What you will do:
Copy each line of the material below that includes the string "this".

### Data to process ###

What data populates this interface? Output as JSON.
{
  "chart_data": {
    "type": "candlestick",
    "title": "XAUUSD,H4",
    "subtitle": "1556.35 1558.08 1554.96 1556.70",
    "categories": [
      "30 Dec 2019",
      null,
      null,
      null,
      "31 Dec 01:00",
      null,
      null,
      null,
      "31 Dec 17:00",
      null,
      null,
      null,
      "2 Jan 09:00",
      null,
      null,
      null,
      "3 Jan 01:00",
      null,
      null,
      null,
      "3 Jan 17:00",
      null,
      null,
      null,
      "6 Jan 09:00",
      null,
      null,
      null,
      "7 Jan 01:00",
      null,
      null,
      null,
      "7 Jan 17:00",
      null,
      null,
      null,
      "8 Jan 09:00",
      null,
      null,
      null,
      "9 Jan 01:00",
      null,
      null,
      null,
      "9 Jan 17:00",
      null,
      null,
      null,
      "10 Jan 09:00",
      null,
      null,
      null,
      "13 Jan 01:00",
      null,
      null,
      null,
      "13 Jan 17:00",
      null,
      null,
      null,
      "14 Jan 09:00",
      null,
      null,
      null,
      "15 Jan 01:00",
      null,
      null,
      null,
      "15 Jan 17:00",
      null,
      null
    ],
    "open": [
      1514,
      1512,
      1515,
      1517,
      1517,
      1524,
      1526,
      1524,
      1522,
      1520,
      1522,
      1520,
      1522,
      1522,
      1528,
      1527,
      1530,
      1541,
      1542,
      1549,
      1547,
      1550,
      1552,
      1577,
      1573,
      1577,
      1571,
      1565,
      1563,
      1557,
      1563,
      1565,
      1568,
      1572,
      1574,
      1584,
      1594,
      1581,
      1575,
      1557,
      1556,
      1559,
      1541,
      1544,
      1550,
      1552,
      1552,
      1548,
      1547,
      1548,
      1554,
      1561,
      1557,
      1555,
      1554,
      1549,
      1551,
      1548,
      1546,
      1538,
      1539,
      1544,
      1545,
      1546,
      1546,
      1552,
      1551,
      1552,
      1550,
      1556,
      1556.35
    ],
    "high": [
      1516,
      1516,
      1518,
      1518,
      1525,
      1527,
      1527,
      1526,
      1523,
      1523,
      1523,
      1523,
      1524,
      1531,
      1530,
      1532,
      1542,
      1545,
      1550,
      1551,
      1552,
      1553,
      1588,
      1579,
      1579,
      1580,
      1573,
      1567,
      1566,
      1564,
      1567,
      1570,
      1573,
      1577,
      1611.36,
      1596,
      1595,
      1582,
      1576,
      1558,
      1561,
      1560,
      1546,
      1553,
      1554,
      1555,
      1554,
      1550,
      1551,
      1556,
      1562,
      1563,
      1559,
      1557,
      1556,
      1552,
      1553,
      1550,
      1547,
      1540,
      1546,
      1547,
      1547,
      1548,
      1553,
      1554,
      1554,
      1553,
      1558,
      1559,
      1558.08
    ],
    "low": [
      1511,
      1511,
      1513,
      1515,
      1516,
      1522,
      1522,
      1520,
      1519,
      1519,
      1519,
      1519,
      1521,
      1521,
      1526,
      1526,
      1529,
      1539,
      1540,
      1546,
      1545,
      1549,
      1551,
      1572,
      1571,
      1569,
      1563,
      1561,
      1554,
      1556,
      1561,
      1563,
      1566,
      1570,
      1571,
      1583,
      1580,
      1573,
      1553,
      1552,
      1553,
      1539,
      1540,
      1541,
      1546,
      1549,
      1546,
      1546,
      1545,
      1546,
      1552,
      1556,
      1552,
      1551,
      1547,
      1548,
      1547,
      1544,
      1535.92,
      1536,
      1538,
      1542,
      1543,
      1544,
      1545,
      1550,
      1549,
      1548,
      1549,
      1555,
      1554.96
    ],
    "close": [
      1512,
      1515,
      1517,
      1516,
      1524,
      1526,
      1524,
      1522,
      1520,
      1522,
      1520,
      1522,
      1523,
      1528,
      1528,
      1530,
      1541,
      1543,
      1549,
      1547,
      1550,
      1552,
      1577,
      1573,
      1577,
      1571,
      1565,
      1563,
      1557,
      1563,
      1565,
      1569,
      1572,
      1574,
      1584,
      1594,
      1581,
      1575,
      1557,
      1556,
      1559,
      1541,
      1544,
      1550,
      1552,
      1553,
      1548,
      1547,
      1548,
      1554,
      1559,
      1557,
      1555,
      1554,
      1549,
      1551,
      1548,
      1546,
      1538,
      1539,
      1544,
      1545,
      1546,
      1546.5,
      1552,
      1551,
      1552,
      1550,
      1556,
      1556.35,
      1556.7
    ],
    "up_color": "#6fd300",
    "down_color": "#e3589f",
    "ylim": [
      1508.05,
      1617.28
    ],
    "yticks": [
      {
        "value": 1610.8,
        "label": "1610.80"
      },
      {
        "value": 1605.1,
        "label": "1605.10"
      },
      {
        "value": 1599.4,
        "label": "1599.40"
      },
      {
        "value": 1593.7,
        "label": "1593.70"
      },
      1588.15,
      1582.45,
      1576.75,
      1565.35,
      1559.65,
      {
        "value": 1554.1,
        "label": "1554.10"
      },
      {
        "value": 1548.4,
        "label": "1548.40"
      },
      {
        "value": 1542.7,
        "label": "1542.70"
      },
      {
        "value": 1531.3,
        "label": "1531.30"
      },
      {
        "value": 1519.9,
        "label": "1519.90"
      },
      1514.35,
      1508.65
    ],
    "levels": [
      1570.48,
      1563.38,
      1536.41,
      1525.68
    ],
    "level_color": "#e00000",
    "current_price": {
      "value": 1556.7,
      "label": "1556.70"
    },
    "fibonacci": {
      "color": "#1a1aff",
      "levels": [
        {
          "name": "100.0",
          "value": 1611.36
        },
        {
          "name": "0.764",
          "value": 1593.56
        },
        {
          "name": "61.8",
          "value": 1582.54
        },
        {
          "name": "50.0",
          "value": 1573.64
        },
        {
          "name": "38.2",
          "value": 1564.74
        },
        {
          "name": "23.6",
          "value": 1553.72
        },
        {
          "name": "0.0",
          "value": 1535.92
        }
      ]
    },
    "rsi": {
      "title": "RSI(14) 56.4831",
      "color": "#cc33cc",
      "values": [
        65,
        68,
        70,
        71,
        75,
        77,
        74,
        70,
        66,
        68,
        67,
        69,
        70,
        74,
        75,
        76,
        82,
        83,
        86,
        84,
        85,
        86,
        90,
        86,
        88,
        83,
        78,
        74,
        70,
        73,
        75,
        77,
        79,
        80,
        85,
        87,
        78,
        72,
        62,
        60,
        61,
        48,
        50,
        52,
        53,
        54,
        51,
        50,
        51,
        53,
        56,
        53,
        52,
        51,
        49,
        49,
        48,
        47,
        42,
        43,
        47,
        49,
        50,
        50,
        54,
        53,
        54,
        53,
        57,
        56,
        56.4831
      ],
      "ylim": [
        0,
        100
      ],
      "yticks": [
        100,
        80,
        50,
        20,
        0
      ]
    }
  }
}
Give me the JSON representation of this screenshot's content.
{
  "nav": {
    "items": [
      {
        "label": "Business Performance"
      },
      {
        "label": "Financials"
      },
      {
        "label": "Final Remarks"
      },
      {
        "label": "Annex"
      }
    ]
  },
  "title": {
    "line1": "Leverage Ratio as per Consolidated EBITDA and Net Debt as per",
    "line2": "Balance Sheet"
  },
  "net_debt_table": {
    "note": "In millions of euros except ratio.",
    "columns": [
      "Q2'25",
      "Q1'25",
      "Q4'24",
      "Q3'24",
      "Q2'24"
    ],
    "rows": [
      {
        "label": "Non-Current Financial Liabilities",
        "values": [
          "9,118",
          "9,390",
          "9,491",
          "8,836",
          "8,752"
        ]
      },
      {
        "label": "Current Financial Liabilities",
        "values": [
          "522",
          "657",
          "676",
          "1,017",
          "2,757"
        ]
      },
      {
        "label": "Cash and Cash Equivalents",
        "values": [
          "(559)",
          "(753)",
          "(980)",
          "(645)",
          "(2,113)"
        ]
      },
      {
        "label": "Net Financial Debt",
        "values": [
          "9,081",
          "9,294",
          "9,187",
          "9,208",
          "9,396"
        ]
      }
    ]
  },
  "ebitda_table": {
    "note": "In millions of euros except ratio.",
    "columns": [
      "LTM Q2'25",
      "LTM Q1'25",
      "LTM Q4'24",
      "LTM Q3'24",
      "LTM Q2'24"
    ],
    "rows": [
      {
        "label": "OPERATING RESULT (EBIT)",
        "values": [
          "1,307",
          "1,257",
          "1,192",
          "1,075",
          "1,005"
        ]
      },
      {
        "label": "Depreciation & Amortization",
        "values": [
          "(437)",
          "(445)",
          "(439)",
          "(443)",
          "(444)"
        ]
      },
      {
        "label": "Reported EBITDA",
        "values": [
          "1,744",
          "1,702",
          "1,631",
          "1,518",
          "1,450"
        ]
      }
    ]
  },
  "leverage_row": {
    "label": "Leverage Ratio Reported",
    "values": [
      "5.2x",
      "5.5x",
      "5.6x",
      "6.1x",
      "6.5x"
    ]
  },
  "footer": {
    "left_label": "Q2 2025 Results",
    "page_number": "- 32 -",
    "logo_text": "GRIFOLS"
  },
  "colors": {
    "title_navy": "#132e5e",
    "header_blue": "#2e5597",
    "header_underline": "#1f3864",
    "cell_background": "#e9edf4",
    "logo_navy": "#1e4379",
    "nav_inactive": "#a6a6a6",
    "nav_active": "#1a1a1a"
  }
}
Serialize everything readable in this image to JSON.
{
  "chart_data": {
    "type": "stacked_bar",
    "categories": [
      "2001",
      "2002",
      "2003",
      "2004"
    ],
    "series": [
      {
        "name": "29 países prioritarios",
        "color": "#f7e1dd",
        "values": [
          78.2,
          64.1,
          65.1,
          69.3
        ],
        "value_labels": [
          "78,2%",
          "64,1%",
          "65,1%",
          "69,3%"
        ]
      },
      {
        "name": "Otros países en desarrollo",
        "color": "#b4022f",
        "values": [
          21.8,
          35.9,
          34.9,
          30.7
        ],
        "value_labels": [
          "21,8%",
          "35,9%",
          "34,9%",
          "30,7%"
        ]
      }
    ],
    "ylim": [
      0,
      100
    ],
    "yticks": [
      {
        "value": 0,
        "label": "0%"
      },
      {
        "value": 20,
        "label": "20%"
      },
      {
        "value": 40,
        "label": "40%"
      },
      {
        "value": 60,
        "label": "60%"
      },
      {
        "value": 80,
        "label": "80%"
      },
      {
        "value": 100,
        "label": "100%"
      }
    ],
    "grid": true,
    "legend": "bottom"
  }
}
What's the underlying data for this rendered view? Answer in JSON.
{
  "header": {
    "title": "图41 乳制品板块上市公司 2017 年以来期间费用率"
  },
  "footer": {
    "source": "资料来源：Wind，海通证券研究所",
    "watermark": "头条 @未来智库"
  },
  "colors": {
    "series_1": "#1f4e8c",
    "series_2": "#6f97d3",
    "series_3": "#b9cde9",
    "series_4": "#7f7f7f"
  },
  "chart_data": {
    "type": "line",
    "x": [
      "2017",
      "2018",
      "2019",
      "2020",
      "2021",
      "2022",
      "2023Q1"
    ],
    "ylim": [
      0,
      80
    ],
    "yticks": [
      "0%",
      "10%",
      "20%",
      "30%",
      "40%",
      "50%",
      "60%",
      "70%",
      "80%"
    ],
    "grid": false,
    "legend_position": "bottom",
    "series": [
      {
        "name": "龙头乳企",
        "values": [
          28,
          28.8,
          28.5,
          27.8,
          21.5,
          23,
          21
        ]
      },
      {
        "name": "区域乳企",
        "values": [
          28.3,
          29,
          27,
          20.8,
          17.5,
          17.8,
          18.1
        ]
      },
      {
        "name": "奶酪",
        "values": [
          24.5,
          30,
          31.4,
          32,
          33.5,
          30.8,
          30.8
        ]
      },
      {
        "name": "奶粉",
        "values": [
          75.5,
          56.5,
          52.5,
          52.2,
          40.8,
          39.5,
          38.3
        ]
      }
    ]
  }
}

###

Exercise result:
What data populates this interface? Output as JSON.
Give me the JSON representation of this screenshot's content.
Serialize everything readable in this image to JSON.
What's the underlying data for this rendered view? Answer in JSON.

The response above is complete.